## Written task
Show all lines that include the string "Northern"; copy each one.

[Entries taken from a collection]

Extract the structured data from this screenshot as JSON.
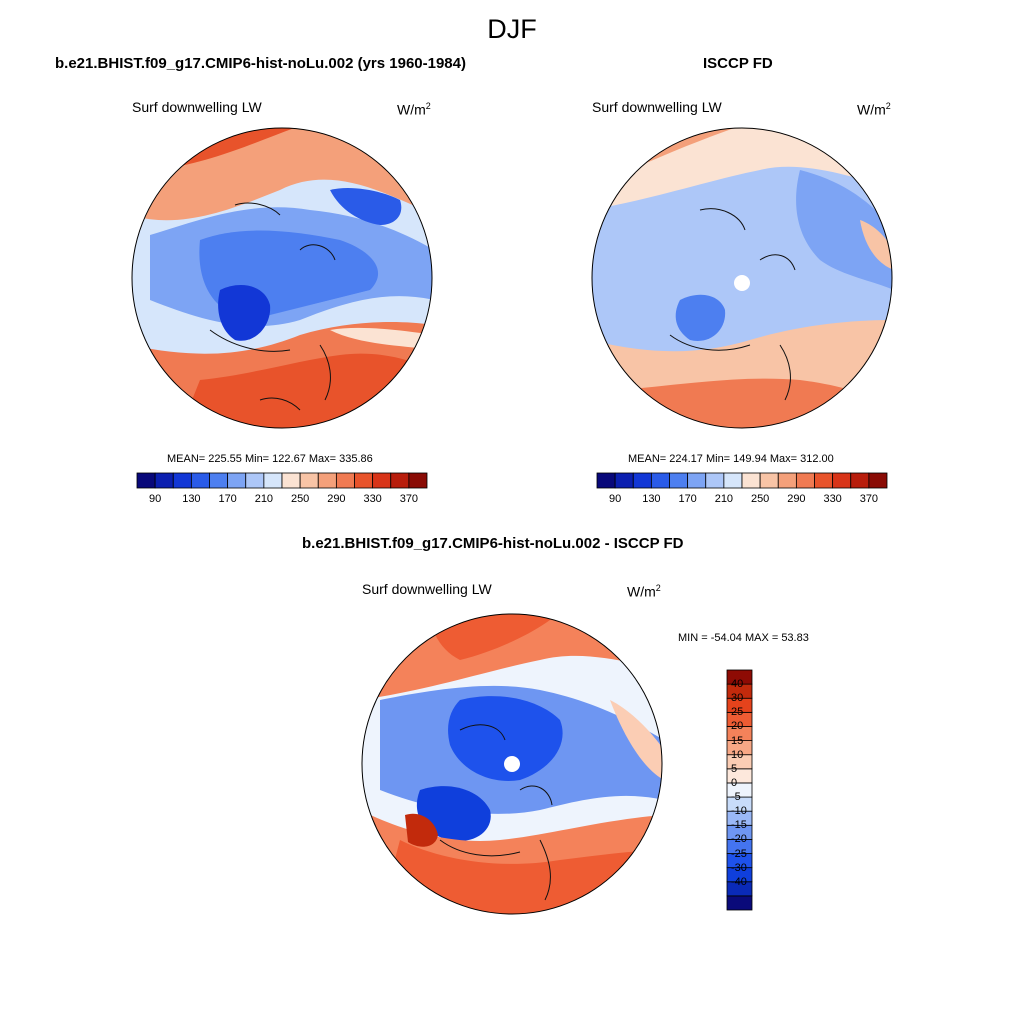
{
  "figure": {
    "season": "DJF"
  },
  "panels": {
    "model": {
      "case_title": "b.e21.BHIST.f09_g17.CMIP6-hist-noLu.002 (yrs 1960-1984)",
      "variable": "Surf downwelling LW",
      "units_base": "W/m",
      "units_exp": "2",
      "stats": "MEAN= 225.55  Min= 122.67  Max= 335.86"
    },
    "obs": {
      "case_title": "ISCCP FD",
      "variable": "Surf downwelling LW",
      "units_base": "W/m",
      "units_exp": "2",
      "stats": "MEAN= 224.17  Min= 149.94  Max= 312.00"
    },
    "diff": {
      "case_title": "b.e21.BHIST.f09_g17.CMIP6-hist-noLu.002 - ISCCP FD",
      "variable": "Surf downwelling LW",
      "units_base": "W/m",
      "units_exp": "2",
      "stats": "MIN = -54.04 MAX =  53.83"
    }
  },
  "colorbars": {
    "abs": {
      "colors": [
        "#08087a",
        "#0b1fb0",
        "#1237d6",
        "#2a5be8",
        "#4d7ff0",
        "#7da4f4",
        "#adc7f8",
        "#d6e6fb",
        "#fbe3d3",
        "#f8c4a6",
        "#f4a07a",
        "#f07a52",
        "#e8532b",
        "#d83418",
        "#b81d0c",
        "#8a0b05"
      ],
      "tick_labels": [
        "90",
        "130",
        "170",
        "210",
        "250",
        "290",
        "330",
        "370"
      ]
    },
    "diff": {
      "colors": [
        "#0a0a7a",
        "#0a2ab8",
        "#0f3fdc",
        "#1e52ec",
        "#4474f0",
        "#6e96f2",
        "#9ab8f6",
        "#c8dcfa",
        "#eef4fd",
        "#fde8dc",
        "#fbcdb4",
        "#f8a886",
        "#f4825a",
        "#ee5c33",
        "#e5431c",
        "#c22a0c",
        "#8e0b04"
      ],
      "tick_labels": [
        "40",
        "30",
        "25",
        "20",
        "15",
        "10",
        "5",
        "0",
        "-5",
        "-10",
        "-15",
        "-20",
        "-25",
        "-30",
        "-40"
      ]
    }
  }
}
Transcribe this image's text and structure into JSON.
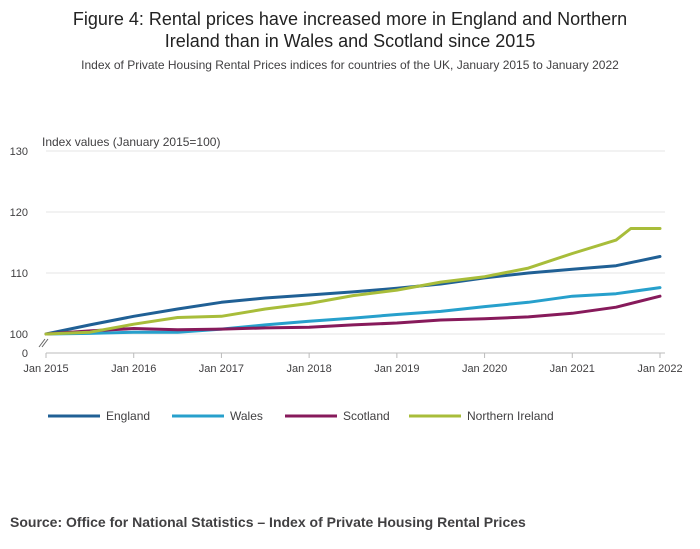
{
  "title_line1": "Figure 4: Rental prices have increased more in England and Northern",
  "title_line2": "Ireland than in Wales and Scotland since 2015",
  "subtitle": "Index of Private Housing Rental Prices indices for countries of the UK, January 2015 to January 2022",
  "source": "Source: Office for National Statistics – Index of Private Housing Rental Prices",
  "colors": {
    "England": "#206095",
    "Wales": "#27a0cc",
    "Scotland": "#871a5b",
    "Northern Ireland": "#a8bd3a",
    "grid": "#e6e6e6",
    "axis": "#bbbbbb"
  },
  "chart_data": {
    "type": "line",
    "ylabel": "Index values (January 2015=100)",
    "ylim": [
      100,
      130
    ],
    "yticks": [
      "130",
      "120",
      "110",
      "100"
    ],
    "y_zero_label": "0",
    "xticks": [
      "Jan 2015",
      "Jan 2016",
      "Jan 2017",
      "Jan 2018",
      "Jan 2019",
      "Jan 2020",
      "Jan 2021",
      "Jan 2022"
    ],
    "xlim": [
      "2015-01",
      "2022-01"
    ],
    "grid": true,
    "legend_position": "bottom",
    "series": [
      {
        "name": "England",
        "x": [
          "2015-01",
          "2015-07",
          "2016-01",
          "2016-07",
          "2017-01",
          "2017-07",
          "2018-01",
          "2018-07",
          "2019-01",
          "2019-07",
          "2020-01",
          "2020-07",
          "2021-01",
          "2021-07",
          "2022-01"
        ],
        "values": [
          100.0,
          101.5,
          102.9,
          104.1,
          105.2,
          105.9,
          106.4,
          106.9,
          107.5,
          108.2,
          109.2,
          110.0,
          110.6,
          111.2,
          112.7
        ]
      },
      {
        "name": "Wales",
        "x": [
          "2015-01",
          "2015-07",
          "2016-01",
          "2016-07",
          "2017-01",
          "2017-07",
          "2018-01",
          "2018-07",
          "2019-01",
          "2019-07",
          "2020-01",
          "2020-07",
          "2021-01",
          "2021-07",
          "2022-01"
        ],
        "values": [
          100.0,
          100.1,
          100.3,
          100.3,
          100.8,
          101.5,
          102.1,
          102.6,
          103.2,
          103.7,
          104.5,
          105.2,
          106.2,
          106.6,
          107.6
        ]
      },
      {
        "name": "Scotland",
        "x": [
          "2015-01",
          "2015-07",
          "2016-01",
          "2016-07",
          "2017-01",
          "2017-07",
          "2018-01",
          "2018-07",
          "2019-01",
          "2019-07",
          "2020-01",
          "2020-07",
          "2021-01",
          "2021-07",
          "2022-01"
        ],
        "values": [
          100.0,
          100.5,
          100.9,
          100.7,
          100.8,
          101.0,
          101.1,
          101.5,
          101.8,
          102.3,
          102.5,
          102.8,
          103.4,
          104.4,
          106.2
        ]
      },
      {
        "name": "Northern Ireland",
        "x": [
          "2015-01",
          "2015-07",
          "2016-01",
          "2016-07",
          "2017-01",
          "2017-07",
          "2018-01",
          "2018-07",
          "2019-01",
          "2019-07",
          "2020-01",
          "2020-07",
          "2021-01",
          "2021-07",
          "2021-09",
          "2021-11",
          "2022-01"
        ],
        "values": [
          100.0,
          100.3,
          101.6,
          102.7,
          102.9,
          104.1,
          105.0,
          106.3,
          107.2,
          108.5,
          109.4,
          110.8,
          113.2,
          115.4,
          117.3,
          117.3,
          117.3
        ]
      }
    ]
  }
}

## Result of the exercise
  "title_line1": "Figure 4: Rental prices have increased more in England and Northern",
    "Northern Ireland": "#a8bd3a",
        "name": "Northern Ireland",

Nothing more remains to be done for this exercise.